[Problem to work on]: Transcribe the entries that follow, word for word.

(Excerpt from a dataset)
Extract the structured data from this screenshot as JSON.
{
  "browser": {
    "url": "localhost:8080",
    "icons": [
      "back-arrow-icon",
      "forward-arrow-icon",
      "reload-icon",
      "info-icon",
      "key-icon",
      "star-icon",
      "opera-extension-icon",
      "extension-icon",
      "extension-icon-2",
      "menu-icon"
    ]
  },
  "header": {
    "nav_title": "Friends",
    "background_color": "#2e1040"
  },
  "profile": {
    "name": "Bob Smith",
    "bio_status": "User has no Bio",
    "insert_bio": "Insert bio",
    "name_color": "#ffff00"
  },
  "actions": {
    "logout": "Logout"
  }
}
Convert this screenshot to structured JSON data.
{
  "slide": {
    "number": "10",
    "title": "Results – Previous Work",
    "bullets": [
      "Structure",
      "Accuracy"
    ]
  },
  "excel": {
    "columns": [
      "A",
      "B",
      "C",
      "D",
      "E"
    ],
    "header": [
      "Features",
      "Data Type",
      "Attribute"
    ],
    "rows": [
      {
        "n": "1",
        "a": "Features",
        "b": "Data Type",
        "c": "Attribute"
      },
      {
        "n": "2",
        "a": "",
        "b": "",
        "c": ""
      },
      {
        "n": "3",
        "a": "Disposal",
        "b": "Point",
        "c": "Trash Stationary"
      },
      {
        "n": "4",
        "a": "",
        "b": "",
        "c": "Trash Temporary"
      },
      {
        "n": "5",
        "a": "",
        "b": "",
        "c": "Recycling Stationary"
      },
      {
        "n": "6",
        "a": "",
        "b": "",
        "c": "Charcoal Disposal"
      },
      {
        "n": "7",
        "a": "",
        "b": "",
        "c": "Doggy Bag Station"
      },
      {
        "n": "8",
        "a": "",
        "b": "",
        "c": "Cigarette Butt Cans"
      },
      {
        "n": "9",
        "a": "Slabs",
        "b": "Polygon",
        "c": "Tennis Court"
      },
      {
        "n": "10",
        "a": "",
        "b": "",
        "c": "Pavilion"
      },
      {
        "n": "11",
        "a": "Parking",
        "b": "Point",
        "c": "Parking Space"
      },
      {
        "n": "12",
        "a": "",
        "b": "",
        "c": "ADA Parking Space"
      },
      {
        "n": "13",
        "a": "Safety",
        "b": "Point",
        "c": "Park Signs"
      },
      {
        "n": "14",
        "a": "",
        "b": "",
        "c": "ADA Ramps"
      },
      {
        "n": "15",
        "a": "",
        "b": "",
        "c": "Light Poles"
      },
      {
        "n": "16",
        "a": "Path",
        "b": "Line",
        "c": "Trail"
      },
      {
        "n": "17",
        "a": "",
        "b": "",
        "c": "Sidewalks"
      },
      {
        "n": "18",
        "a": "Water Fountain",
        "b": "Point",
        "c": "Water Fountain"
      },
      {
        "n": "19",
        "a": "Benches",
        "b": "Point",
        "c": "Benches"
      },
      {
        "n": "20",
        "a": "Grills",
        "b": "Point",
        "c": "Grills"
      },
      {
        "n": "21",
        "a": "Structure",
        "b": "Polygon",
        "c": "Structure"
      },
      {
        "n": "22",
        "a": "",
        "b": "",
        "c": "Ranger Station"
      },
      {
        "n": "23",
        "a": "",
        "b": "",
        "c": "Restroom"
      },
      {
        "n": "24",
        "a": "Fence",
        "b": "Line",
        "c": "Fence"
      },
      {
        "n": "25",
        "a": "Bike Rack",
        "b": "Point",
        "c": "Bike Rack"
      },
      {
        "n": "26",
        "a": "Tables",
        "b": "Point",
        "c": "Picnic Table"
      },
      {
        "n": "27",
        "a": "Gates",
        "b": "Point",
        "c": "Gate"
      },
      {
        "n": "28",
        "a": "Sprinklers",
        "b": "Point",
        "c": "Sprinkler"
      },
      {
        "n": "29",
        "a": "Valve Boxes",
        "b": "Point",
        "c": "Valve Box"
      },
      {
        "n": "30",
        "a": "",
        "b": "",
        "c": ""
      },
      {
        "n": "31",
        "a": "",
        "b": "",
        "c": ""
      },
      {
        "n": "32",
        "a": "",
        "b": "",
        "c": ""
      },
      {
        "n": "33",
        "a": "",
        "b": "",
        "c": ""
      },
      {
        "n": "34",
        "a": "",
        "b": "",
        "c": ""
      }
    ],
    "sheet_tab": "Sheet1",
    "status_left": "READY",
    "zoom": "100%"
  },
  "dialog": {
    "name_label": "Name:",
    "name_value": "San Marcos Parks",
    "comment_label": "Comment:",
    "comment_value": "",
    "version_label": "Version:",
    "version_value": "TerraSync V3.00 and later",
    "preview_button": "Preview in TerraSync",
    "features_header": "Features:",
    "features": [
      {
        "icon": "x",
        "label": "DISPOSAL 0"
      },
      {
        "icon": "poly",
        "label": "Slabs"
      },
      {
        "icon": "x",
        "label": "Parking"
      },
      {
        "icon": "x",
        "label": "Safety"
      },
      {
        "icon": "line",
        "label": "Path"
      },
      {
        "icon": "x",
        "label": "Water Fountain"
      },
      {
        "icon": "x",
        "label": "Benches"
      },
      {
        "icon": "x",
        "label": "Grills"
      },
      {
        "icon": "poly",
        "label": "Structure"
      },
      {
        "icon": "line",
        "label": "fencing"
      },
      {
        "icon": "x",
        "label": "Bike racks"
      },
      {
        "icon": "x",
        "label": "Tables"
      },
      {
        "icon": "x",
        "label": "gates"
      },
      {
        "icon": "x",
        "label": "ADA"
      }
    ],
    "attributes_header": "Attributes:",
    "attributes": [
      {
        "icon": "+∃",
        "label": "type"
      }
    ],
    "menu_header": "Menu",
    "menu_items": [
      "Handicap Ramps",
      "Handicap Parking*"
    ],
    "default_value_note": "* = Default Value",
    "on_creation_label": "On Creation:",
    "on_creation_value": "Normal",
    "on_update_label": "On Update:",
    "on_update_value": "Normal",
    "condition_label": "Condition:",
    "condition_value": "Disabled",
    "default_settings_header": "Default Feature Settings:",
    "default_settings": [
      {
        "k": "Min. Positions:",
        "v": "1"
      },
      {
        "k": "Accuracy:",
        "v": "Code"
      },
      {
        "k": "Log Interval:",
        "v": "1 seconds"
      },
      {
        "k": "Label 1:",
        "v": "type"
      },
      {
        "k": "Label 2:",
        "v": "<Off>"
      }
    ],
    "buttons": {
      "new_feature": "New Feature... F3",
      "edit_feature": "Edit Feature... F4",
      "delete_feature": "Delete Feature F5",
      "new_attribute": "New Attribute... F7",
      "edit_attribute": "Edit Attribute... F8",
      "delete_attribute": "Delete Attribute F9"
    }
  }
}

[Solution for this problem]:
Extract the structured data from this screenshot as JSON.
{
  "browser": {
    "url": "localhost:8080",
    "icons": [
      "back-arrow-icon",
      "forward-arrow-icon",
      "reload-icon",
      "info-icon",
      "key-icon",
      "star-icon",
      "opera-extension-icon",
      "extension-icon",
      "extension-icon-2",
      "menu-icon"
    ]
  },
  "header": {
    "nav_title": "Friends",
    "background_color": "#2e1040"
  },
  "profile": {
    "name": "Bob Smith",
    "bio_status": "User has no Bio",
    "insert_bio": "Insert bio",
    "name_color": "#ffff00"
  },
  "actions": {
    "logout": "Logout"
  }
}
Convert this screenshot to structured JSON data.
{
  "slide": {
    "number": "10",
    "title": "Results – Previous Work",
    "bullets": [
      "Structure",
      "Accuracy"
    ]
  },
  "excel": {
    "columns": [
      "A",
      "B",
      "C",
      "D",
      "E"
    ],
    "header": [
      "Features",
      "Data Type",
      "Attribute"
    ],
    "rows": [
      {
        "n": "1",
        "a": "Features",
        "b": "Data Type",
        "c": "Attribute"
      },
      {
        "n": "2",
        "a": "",
        "b": "",
        "c": ""
      },
      {
        "n": "3",
        "a": "Disposal",
        "b": "Point",
        "c": "Trash Stationary"
      },
      {
        "n": "4",
        "a": "",
        "b": "",
        "c": "Trash Temporary"
      },
      {
        "n": "5",
        "a": "",
        "b": "",
        "c": "Recycling Stationary"
      },
      {
        "n": "6",
        "a": "",
        "b": "",
        "c": "Charcoal Disposal"
      },
      {
        "n": "7",
        "a": "",
        "b": "",
        "c": "Doggy Bag Station"
      },
      {
        "n": "8",
        "a": "",
        "b": "",
        "c": "Cigarette Butt Cans"
      },
      {
        "n": "9",
        "a": "Slabs",
        "b": "Polygon",
        "c": "Tennis Court"
      },
      {
        "n": "10",
        "a": "",
        "b": "",
        "c": "Pavilion"
      },
      {
        "n": "11",
        "a": "Parking",
        "b": "Point",
        "c": "Parking Space"
      },
      {
        "n": "12",
        "a": "",
        "b": "",
        "c": "ADA Parking Space"
      },
      {
        "n": "13",
        "a": "Safety",
        "b": "Point",
        "c": "Park Signs"
      },
      {
        "n": "14",
        "a": "",
        "b": "",
        "c": "ADA Ramps"
      },
      {
        "n": "15",
        "a": "",
        "b": "",
        "c": "Light Poles"
      },
      {
        "n": "16",
        "a": "Path",
        "b": "Line",
        "c": "Trail"
      },
      {
        "n": "17",
        "a": "",
        "b": "",
        "c": "Sidewalks"
      },
      {
        "n": "18",
        "a": "Water Fountain",
        "b": "Point",
        "c": "Water Fountain"
      },
      {
        "n": "19",
        "a": "Benches",
        "b": "Point",
        "c": "Benches"
      },
      {
        "n": "20",
        "a": "Grills",
        "b": "Point",
        "c": "Grills"
      },
      {
        "n": "21",
        "a": "Structure",
        "b": "Polygon",
        "c": "Structure"
      },
      {
        "n": "22",
        "a": "",
        "b": "",
        "c": "Ranger Station"
      },
      {
        "n": "23",
        "a": "",
        "b": "",
        "c": "Restroom"
      },
      {
        "n": "24",
        "a": "Fence",
        "b": "Line",
        "c": "Fence"
      },
      {
        "n": "25",
        "a": "Bike Rack",
        "b": "Point",
        "c": "Bike Rack"
      },
      {
        "n": "26",
        "a": "Tables",
        "b": "Point",
        "c": "Picnic Table"
      },
      {
        "n": "27",
        "a": "Gates",
        "b": "Point",
        "c": "Gate"
      },
      {
        "n": "28",
        "a": "Sprinklers",
        "b": "Point",
        "c": "Sprinkler"
      },
      {
        "n": "29",
        "a": "Valve Boxes",
        "b": "Point",
        "c": "Valve Box"
      },
      {
        "n": "30",
        "a": "",
        "b": "",
        "c": ""
      },
      {
        "n": "31",
        "a": "",
        "b": "",
        "c": ""
      },
      {
        "n": "32",
        "a": "",
        "b": "",
        "c": ""
      },
      {
        "n": "33",
        "a": "",
        "b": "",
        "c": ""
      },
      {
        "n": "34",
        "a": "",
        "b": "",
        "c": ""
      }
    ],
    "sheet_tab": "Sheet1",
    "status_left": "READY",
    "zoom": "100%"
  },
  "dialog": {
    "name_label": "Name:",
    "name_value": "San Marcos Parks",
    "comment_label": "Comment:",
    "comment_value": "",
    "version_label": "Version:",
    "version_value": "TerraSync V3.00 and later",
    "preview_button": "Preview in TerraSync",
    "features_header": "Features:",
    "features": [
      {
        "icon": "x",
        "label": "DISPOSAL 0"
      },
      {
        "icon": "poly",
        "label": "Slabs"
      },
      {
        "icon": "x",
        "label": "Parking"
      },
      {
        "icon": "x",
        "label": "Safety"
      },
      {
        "icon": "line",
        "label": "Path"
      },
      {
        "icon": "x",
        "label": "Water Fountain"
      },
      {
        "icon": "x",
        "label": "Benches"
      },
      {
        "icon": "x",
        "label": "Grills"
      },
      {
        "icon": "poly",
        "label": "Structure"
      },
      {
        "icon": "line",
        "label": "fencing"
      },
      {
        "icon": "x",
        "label": "Bike racks"
      },
      {
        "icon": "x",
        "label": "Tables"
      },
      {
        "icon": "x",
        "label": "gates"
      },
      {
        "icon": "x",
        "label": "ADA"
      }
    ],
    "attributes_header": "Attributes:",
    "attributes": [
      {
        "icon": "+∃",
        "label": "type"
      }
    ],
    "menu_header": "Menu",
    "menu_items": [
      "Handicap Ramps",
      "Handicap Parking*"
    ],
    "default_value_note": "* = Default Value",
    "on_creation_label": "On Creation:",
    "on_creation_value": "Normal",
    "on_update_label": "On Update:",
    "on_update_value": "Normal",
    "condition_label": "Condition:",
    "condition_value": "Disabled",
    "default_settings_header": "Default Feature Settings:",
    "default_settings": [
      {
        "k": "Min. Positions:",
        "v": "1"
      },
      {
        "k": "Accuracy:",
        "v": "Code"
      },
      {
        "k": "Log Interval:",
        "v": "1 seconds"
      },
      {
        "k": "Label 1:",
        "v": "type"
      },
      {
        "k": "Label 2:",
        "v": "<Off>"
      }
    ],
    "buttons": {
      "new_feature": "New Feature... F3",
      "edit_feature": "Edit Feature... F4",
      "delete_feature": "Delete Feature F5",
      "new_attribute": "New Attribute... F7",
      "edit_attribute": "Edit Attribute... F8",
      "delete_attribute": "Delete Attribute F9"
    }
  }
}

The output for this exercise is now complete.